Skip the pictures and extract all of the lines exactly as written.

Data excerpts:
· · ·
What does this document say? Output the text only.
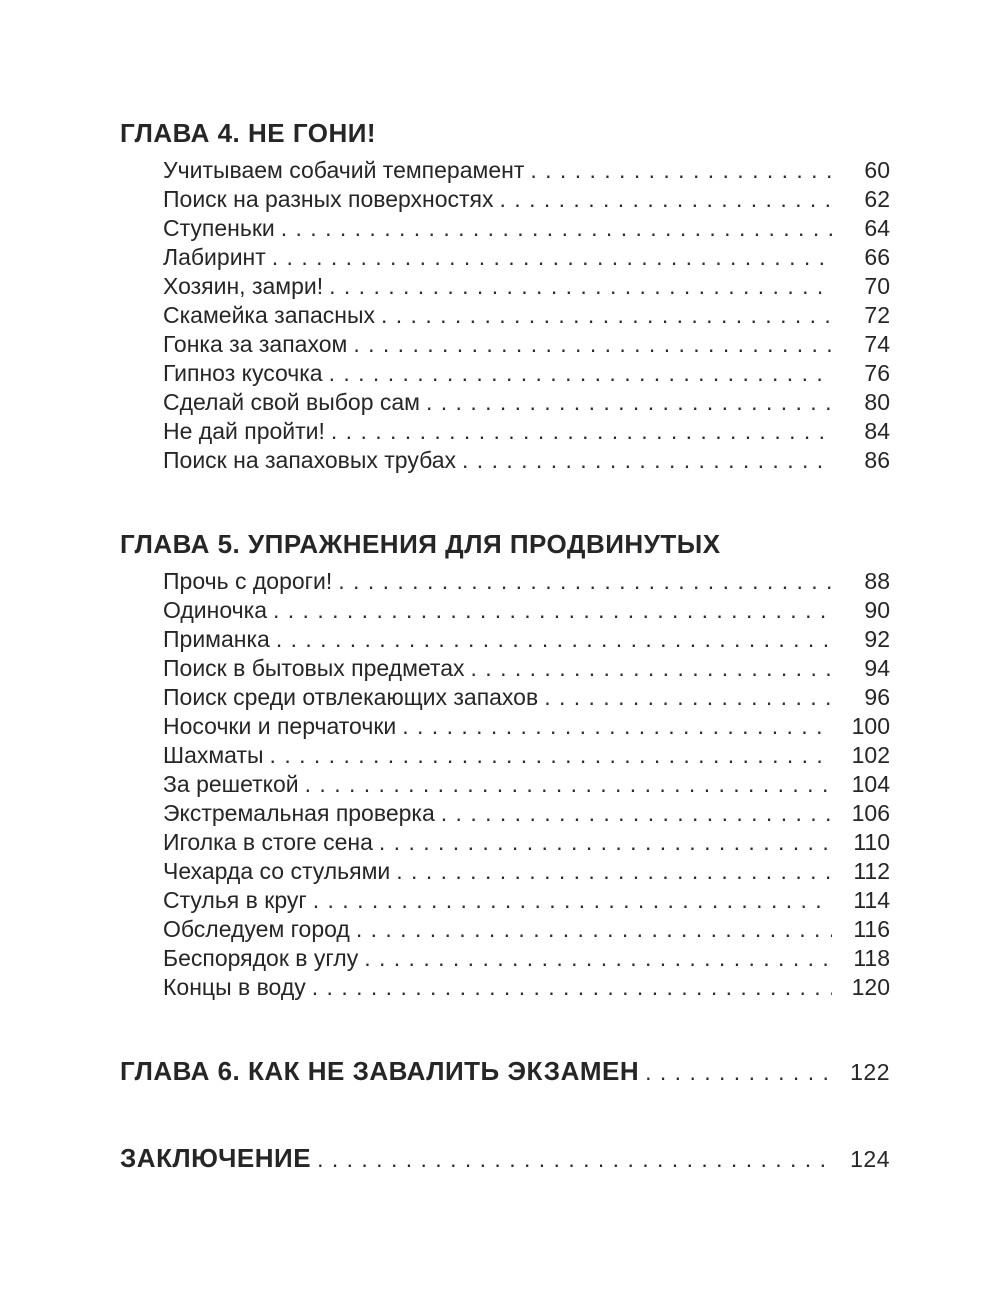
ГЛАВА 4. НЕ ГОНИ!
Учитываем собачий темперамент . . .	60
Поиск на разных поверхностях . . .	62
Ступеньки . . .	64
Лабиринт . . .	66
Хозяин, замри! . . .	70
Скамейка запасных . . .	72
Гонка за запахом . . .	74
Гипноз кусочка . . .	76
Сделай свой выбор сам . . .	80
Не дай пройти! . . .	84
Поиск на запаховых трубах . . .	86
ГЛАВА 5. УПРАЖНЕНИЯ ДЛЯ ПРОДВИНУТЫХ
Прочь с дороги! . . .	88
Одиночка . . .	90
Приманка . . .	92
Поиск в бытовых предметах . . .	94
Поиск среди отвлекающих запахов . . .	96
Носочки и перчаточки . . .	100
Шахматы . . .	102
За решеткой . . .	104
Экстремальная проверка . . .	106
Иголка в стоге сена . . .	110
Чехарда со стульями . . .	112
Стулья в круг . . .	114
Обследуем город . . .	116
Беспорядок в углу . . .	118
Концы в воду . . .	120
ГЛАВА 6. КАК НЕ ЗАВАЛИТЬ ЭКЗАМЕН . . .	122
ЗАКЛЮЧЕНИЕ . . .	124
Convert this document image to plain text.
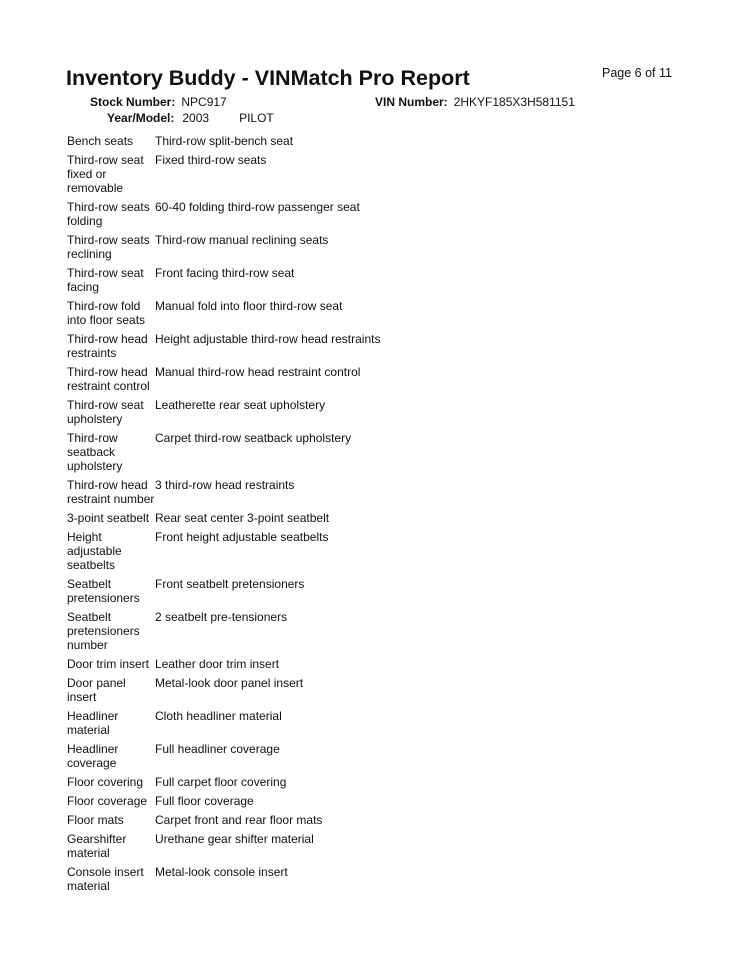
Inventory Buddy - VINMatch Pro Report	Page 6 of 11
Stock Number: NPC917	VIN Number: 2HKYF185X3H581151
Year/Model: 2003	PILOT
Bench seats	Third-row split-bench seat
Third-row seat fixed or removable	Fixed third-row seats
Third-row seats folding	60-40 folding third-row passenger seat
Third-row seats reclining	Third-row manual reclining seats
Third-row seat facing	Front facing third-row seat
Third-row fold into floor seats	Manual fold into floor third-row seat
Third-row head restraints	Height adjustable third-row head restraints
Third-row head restraint control	Manual third-row head restraint control
Third-row seat upholstery	Leatherette rear seat upholstery
Third-row seatback upholstery	Carpet third-row seatback upholstery
Third-row head restraint number	3 third-row head restraints
3-point seatbelt	Rear seat center 3-point seatbelt
Height adjustable seatbelts	Front height adjustable seatbelts
Seatbelt pretensioners	Front seatbelt pretensioners
Seatbelt pretensioners number	2 seatbelt pre-tensioners
Door trim insert	Leather door trim insert
Door panel insert	Metal-look door panel insert
Headliner material	Cloth headliner material
Headliner coverage	Full headliner coverage
Floor covering	Full carpet floor covering
Floor coverage	Full floor coverage
Floor mats	Carpet front and rear floor mats
Gearshifter material	Urethane gear shifter material
Console insert material	Metal-look console insert
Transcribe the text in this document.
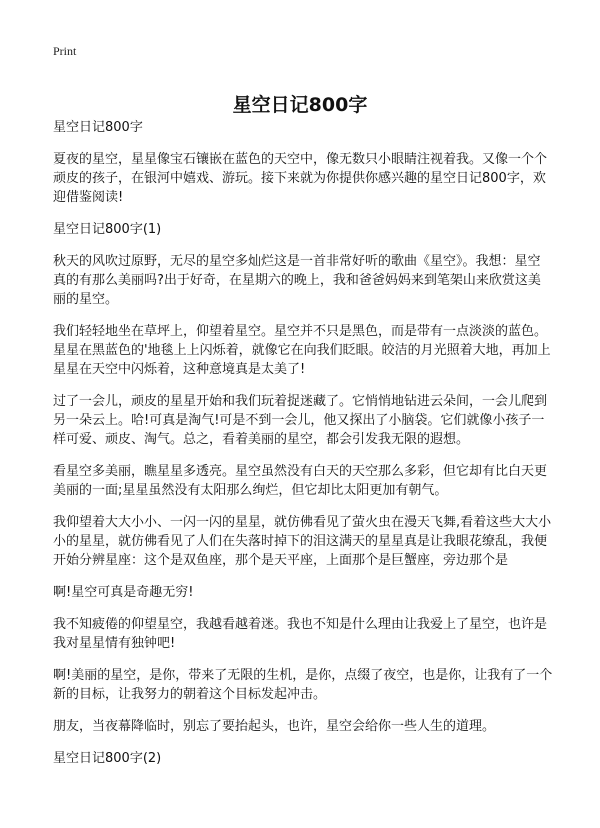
Print
星空日记800字

星空日记800字

夏夜的星空，星星像宝石镶嵌在蓝色的天空中，像无数只小眼睛注视着我。又像一个个顽皮的孩子，在银河中嬉戏、游玩。接下来就为你提供你感兴趣的星空日记800字，欢迎借鉴阅读!

星空日记800字(1)

秋天的风吹过原野，无尽的星空多灿烂这是一首非常好听的歌曲《星空》。我想：星空真的有那么美丽吗?出于好奇，在星期六的晚上，我和爸爸妈妈来到笔架山来欣赏这美丽的星空。

我们轻轻地坐在草坪上，仰望着星空。星空并不只是黑色，而是带有一点淡淡的蓝色。星星在黑蓝色的'地毯上上闪烁着，就像它在向我们眨眼。皎洁的月光照着大地，再加上星星在天空中闪烁着，这种意境真是太美了!

过了一会儿，顽皮的星星开始和我们玩着捉迷藏了。它悄悄地钻进云朵间，一会儿爬到另一朵云上。哈!可真是淘气!可是不到一会儿，他又探出了小脑袋。它们就像小孩子一样可爱、顽皮、淘气。总之，看着美丽的星空，都会引发我无限的遐想。

看星空多美丽，瞧星星多透亮。星空虽然没有白天的天空那么多彩，但它却有比白天更美丽的一面;星星虽然没有太阳那么绚烂，但它却比太阳更加有朝气。

我仰望着大大小小、一闪一闪的星星，就仿佛看见了萤火虫在漫天飞舞,看着这些大大小小的星星，就仿佛看见了人们在失落时掉下的泪这满天的星星真是让我眼花缭乱，我便开始分辨星座：这个是双鱼座，那个是天平座，上面那个是巨蟹座，旁边那个是

啊!星空可真是奇趣无穷!

我不知疲倦的仰望星空，我越看越着迷。我也不知是什么理由让我爱上了星空，也许是我对星星情有独钟吧!

啊!美丽的星空，是你，带来了无限的生机，是你，点缀了夜空，也是你，让我有了一个新的目标，让我努力的朝着这个目标发起冲击。

朋友，当夜幕降临时，别忘了要抬起头，也许，星空会给你一些人生的道理。

星空日记800字(2)
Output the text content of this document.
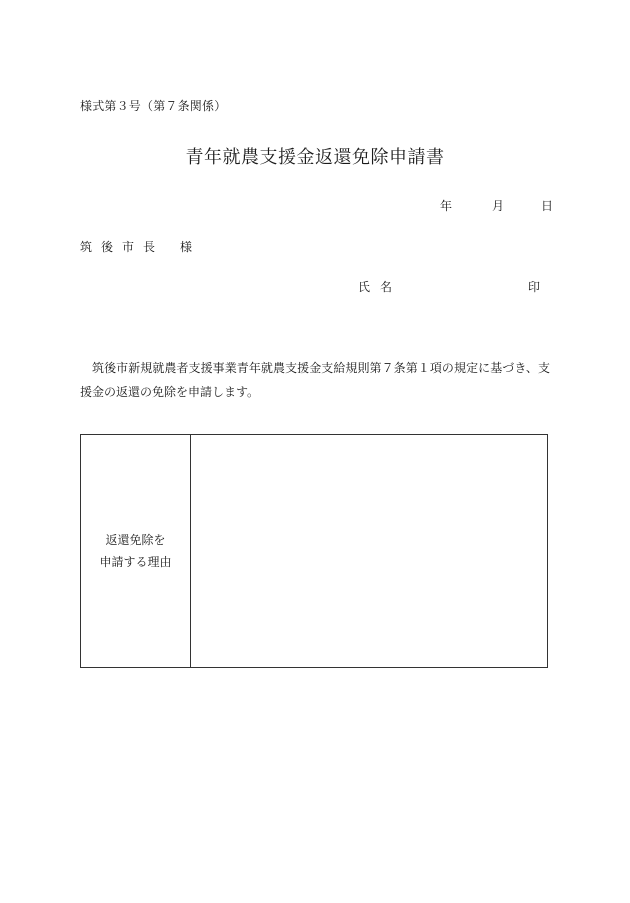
様式第３号（第７条関係）
青年就農支援金返還免除申請書
年	月	日
筑後市長 様
氏名	印
筑後市新規就農者支援事業青年就農支援金支給規則第７条第１項の規定に基づき、支援金の返還の免除を申請します。
返還免除を
申請する理由
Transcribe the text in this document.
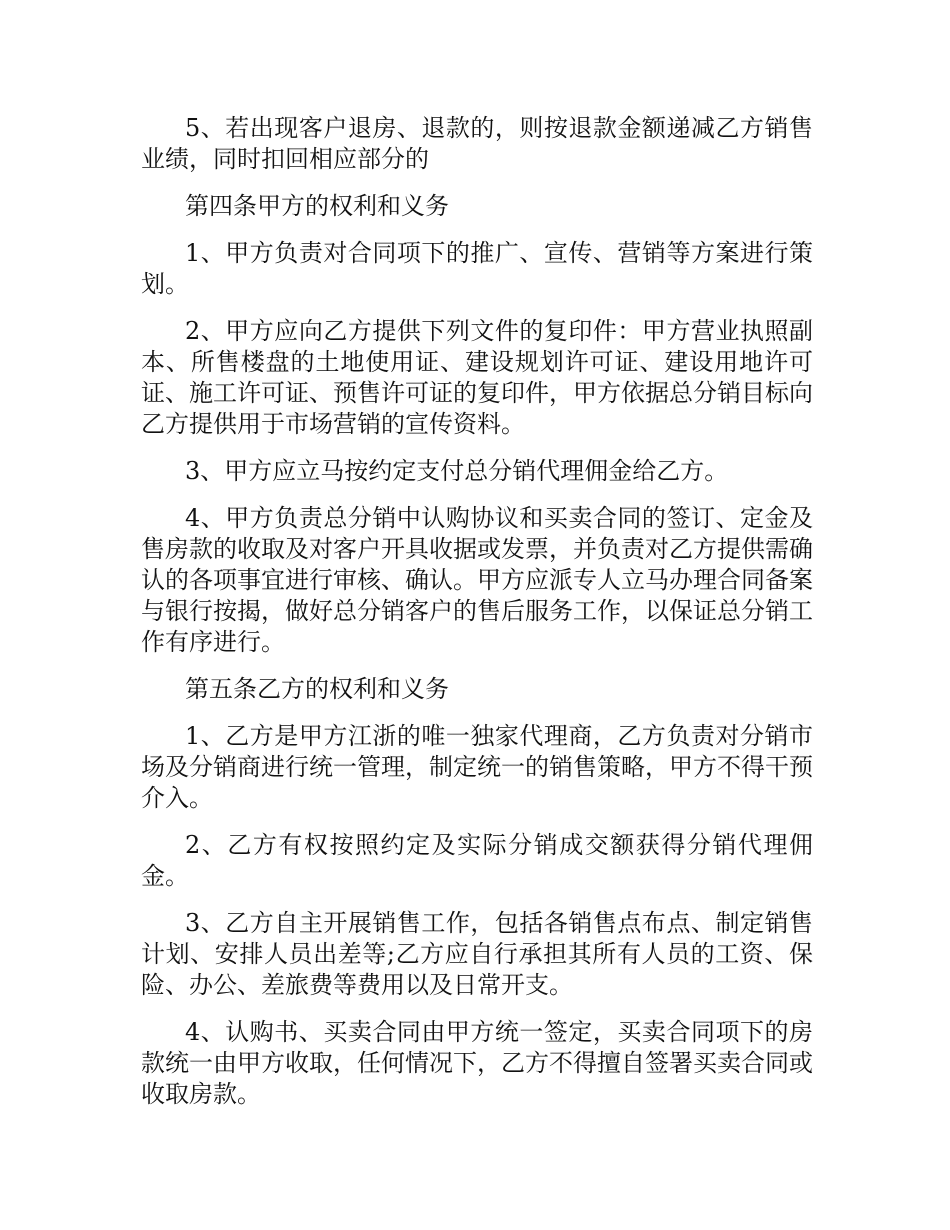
5、若出现客户退房、退款的，则按退款金额递减乙方销售业绩，同时扣回相应部分的

第四条甲方的权利和义务

1、甲方负责对合同项下的推广、宣传、营销等方案进行策划。

2、甲方应向乙方提供下列文件的复印件：甲方营业执照副本、所售楼盘的土地使用证、建设规划许可证、建设用地许可证、施工许可证、预售许可证的复印件，甲方依据总分销目标向乙方提供用于市场营销的宣传资料。

3、甲方应立马按约定支付总分销代理佣金给乙方。

4、甲方负责总分销中认购协议和买卖合同的签订、定金及售房款的收取及对客户开具收据或发票，并负责对乙方提供需确认的各项事宜进行审核、确认。甲方应派专人立马办理合同备案与银行按揭，做好总分销客户的售后服务工作，以保证总分销工作有序进行。

第五条乙方的权利和义务

1、乙方是甲方江浙的唯一独家代理商，乙方负责对分销市场及分销商进行统一管理，制定统一的销售策略，甲方不得干预介入。

2、乙方有权按照约定及实际分销成交额获得分销代理佣金。

3、乙方自主开展销售工作，包括各销售点布点、制定销售计划、安排人员出差等;乙方应自行承担其所有人员的工资、保险、办公、差旅费等费用以及日常开支。

4、认购书、买卖合同由甲方统一签定，买卖合同项下的房款统一由甲方收取，任何情况下，乙方不得擅自签署买卖合同或收取房款。
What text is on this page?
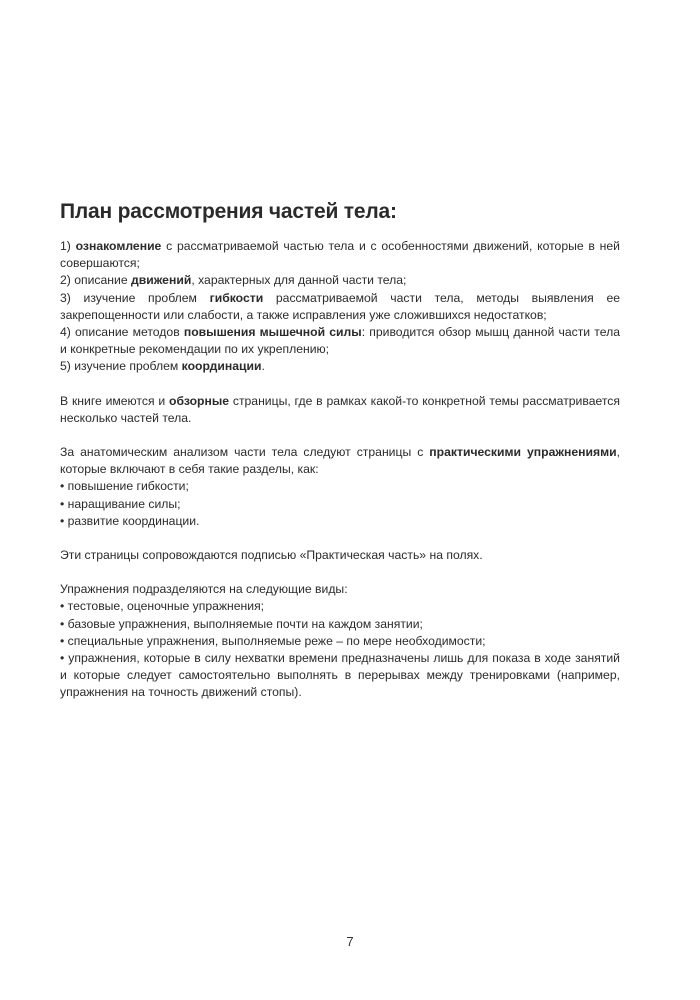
План рассмотрения частей тела:

1) ознакомление с рассматриваемой частью тела и с особенностями движений, которые в ней совершаются;
2) описание движений, характерных для данной части тела;
3) изучение проблем гибкости рассматриваемой части тела, методы выявления ее закрепощенности или слабости, а также исправления уже сложившихся недостатков;
4) описание методов повышения мышечной силы: приводится обзор мышц данной части тела и конкретные рекомендации по их укреплению;
5) изучение проблем координации.

В книге имеются и обзорные страницы, где в рамках какой-то конкретной темы рассматривается несколько частей тела.

За анатомическим анализом части тела следуют страницы с практическими упражнениями, которые включают в себя такие разделы, как:
• повышение гибкости;
• наращивание силы;
• развитие координации.

Эти страницы сопровождаются подписью «Практическая часть» на полях.

Упражнения подразделяются на следующие виды:
• тестовые, оценочные упражнения;
• базовые упражнения, выполняемые почти на каждом занятии;
• специальные упражнения, выполняемые реже – по мере необходимости;
• упражнения, которые в силу нехватки времени предназначены лишь для показа в ходе занятий и которые следует самостоятельно выполнять в перерывах между тренировками (например, упражнения на точность движений стопы).

7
· · ·
§ **Final result**
What does this document say? Output the text only.
ГЛАВА 4. НЕ ГОНИ!
Учитываем собачий темперамент . . .	60
Поиск на разных поверхностях . . .	62
Ступеньки . . .	64
Лабиринт . . .	66
Хозяин, замри! . . .	70
Скамейка запасных . . .	72
Гонка за запахом . . .	74
Гипноз кусочка . . .	76
Сделай свой выбор сам . . .	80
Не дай пройти! . . .	84
Поиск на запаховых трубах . . .	86
ГЛАВА 5. УПРАЖНЕНИЯ ДЛЯ ПРОДВИНУТЫХ
Прочь с дороги! . . .	88
Одиночка . . .	90
Приманка . . .	92
Поиск в бытовых предметах . . .	94
Поиск среди отвлекающих запахов . . .	96
Носочки и перчаточки . . .	100
Шахматы . . .	102
За решеткой . . .	104
Экстремальная проверка . . .	106
Иголка в стоге сена . . .	110
Чехарда со стульями . . .	112
Стулья в круг . . .	114
Обследуем город . . .	116
Беспорядок в углу . . .	118
Концы в воду . . .	120
ГЛАВА 6. КАК НЕ ЗАВАЛИТЬ ЭКЗАМЕН . . .	122
ЗАКЛЮЧЕНИЕ . . .	124
Convert this document image to plain text.
Inventory Buddy - VINMatch Pro Report	Page 6 of 11
Stock Number: NPC917	VIN Number: 2HKYF185X3H581151
Year/Model: 2003	PILOT
Bench seats	Third-row split-bench seat
Third-row seat fixed or removable	Fixed third-row seats
Third-row seats folding	60-40 folding third-row passenger seat
Third-row seats reclining	Third-row manual reclining seats
Third-row seat facing	Front facing third-row seat
Third-row fold into floor seats	Manual fold into floor third-row seat
Third-row head restraints	Height adjustable third-row head restraints
Third-row head restraint control	Manual third-row head restraint control
Third-row seat upholstery	Leatherette rear seat upholstery
Third-row seatback upholstery	Carpet third-row seatback upholstery
Third-row head restraint number	3 third-row head restraints
3-point seatbelt	Rear seat center 3-point seatbelt
Height adjustable seatbelts	Front height adjustable seatbelts
Seatbelt pretensioners	Front seatbelt pretensioners
Seatbelt pretensioners number	2 seatbelt pre-tensioners
Door trim insert	Leather door trim insert
Door panel insert	Metal-look door panel insert
Headliner material	Cloth headliner material
Headliner coverage	Full headliner coverage
Floor covering	Full carpet floor covering
Floor coverage	Full floor coverage
Floor mats	Carpet front and rear floor mats
Gearshifter material	Urethane gear shifter material
Console insert material	Metal-look console insert
Transcribe the text in this document.
Print
星空日记800字

星空日记800字

夏夜的星空，星星像宝石镶嵌在蓝色的天空中，像无数只小眼睛注视着我。又像一个个顽皮的孩子，在银河中嬉戏、游玩。接下来就为你提供你感兴趣的星空日记800字，欢迎借鉴阅读!

星空日记800字(1)

秋天的风吹过原野，无尽的星空多灿烂这是一首非常好听的歌曲《星空》。我想：星空真的有那么美丽吗?出于好奇，在星期六的晚上，我和爸爸妈妈来到笔架山来欣赏这美丽的星空。

我们轻轻地坐在草坪上，仰望着星空。星空并不只是黑色，而是带有一点淡淡的蓝色。星星在黑蓝色的'地毯上上闪烁着，就像它在向我们眨眼。皎洁的月光照着大地，再加上星星在天空中闪烁着，这种意境真是太美了!

过了一会儿，顽皮的星星开始和我们玩着捉迷藏了。它悄悄地钻进云朵间，一会儿爬到另一朵云上。哈!可真是淘气!可是不到一会儿，他又探出了小脑袋。它们就像小孩子一样可爱、顽皮、淘气。总之，看着美丽的星空，都会引发我无限的遐想。

看星空多美丽，瞧星星多透亮。星空虽然没有白天的天空那么多彩，但它却有比白天更美丽的一面;星星虽然没有太阳那么绚烂，但它却比太阳更加有朝气。

我仰望着大大小小、一闪一闪的星星，就仿佛看见了萤火虫在漫天飞舞,看着这些大大小小的星星，就仿佛看见了人们在失落时掉下的泪这满天的星星真是让我眼花缭乱，我便开始分辨星座：这个是双鱼座，那个是天平座，上面那个是巨蟹座，旁边那个是

啊!星空可真是奇趣无穷!

我不知疲倦的仰望星空，我越看越着迷。我也不知是什么理由让我爱上了星空，也许是我对星星情有独钟吧!

啊!美丽的星空，是你，带来了无限的生机，是你，点缀了夜空，也是你，让我有了一个新的目标，让我努力的朝着这个目标发起冲击。

朋友，当夜幕降临时，别忘了要抬起头，也许，星空会给你一些人生的道理。

星空日记800字(2)
Output the text content of this document.
様式第３号（第７条関係）
青年就農支援金返還免除申請書
年	月	日
筑後市長 様
氏名	印
筑後市新規就農者支援事業青年就農支援金支給規則第７条第１項の規定に基づき、支援金の返還の免除を申請します。
返還免除を
申請する理由
Transcribe the text in this document.
5、若出现客户退房、退款的，则按退款金额递减乙方销售业绩，同时扣回相应部分的

第四条甲方的权利和义务

1、甲方负责对合同项下的推广、宣传、营销等方案进行策划。

2、甲方应向乙方提供下列文件的复印件：甲方营业执照副本、所售楼盘的土地使用证、建设规划许可证、建设用地许可证、施工许可证、预售许可证的复印件，甲方依据总分销目标向乙方提供用于市场营销的宣传资料。

3、甲方应立马按约定支付总分销代理佣金给乙方。

4、甲方负责总分销中认购协议和买卖合同的签订、定金及售房款的收取及对客户开具收据或发票，并负责对乙方提供需确认的各项事宜进行审核、确认。甲方应派专人立马办理合同备案与银行按揭，做好总分销客户的售后服务工作，以保证总分销工作有序进行。

第五条乙方的权利和义务

1、乙方是甲方江浙的唯一独家代理商，乙方负责对分销市场及分销商进行统一管理，制定统一的销售策略，甲方不得干预介入。

2、乙方有权按照约定及实际分销成交额获得分销代理佣金。

3、乙方自主开展销售工作，包括各销售点布点、制定销售计划、安排人员出差等;乙方应自行承担其所有人员的工资、保险、办公、差旅费等费用以及日常开支。

4、认购书、买卖合同由甲方统一签定，买卖合同项下的房款统一由甲方收取，任何情况下，乙方不得擅自签署买卖合同或收取房款。
What text is on this page?
План рассмотрения частей тела:

1) ознакомление с рассматриваемой частью тела и с особенностями движений, которые в ней совершаются;
2) описание движений, характерных для данной части тела;
3) изучение проблем гибкости рассматриваемой части тела, методы выявления ее закрепощенности или слабости, а также исправления уже сложившихся недостатков;
4) описание методов повышения мышечной силы: приводится обзор мышц данной части тела и конкретные рекомендации по их укреплению;
5) изучение проблем координации.

В книге имеются и обзорные страницы, где в рамках какой-то конкретной темы рассматривается несколько частей тела.

За анатомическим анализом части тела следуют страницы с практическими упражнениями, которые включают в себя такие разделы, как:
• повышение гибкости;
• наращивание силы;
• развитие координации.

Эти страницы сопровождаются подписью «Практическая часть» на полях.

Упражнения подразделяются на следующие виды:
• тестовые, оценочные упражнения;
• базовые упражнения, выполняемые почти на каждом занятии;
• специальные упражнения, выполняемые реже – по мере необходимости;
• упражнения, которые в силу нехватки времени предназначены лишь для показа в ходе занятий и которые следует самостоятельно выполнять в перерывах между тренировками (например, упражнения на точность движений стопы).

7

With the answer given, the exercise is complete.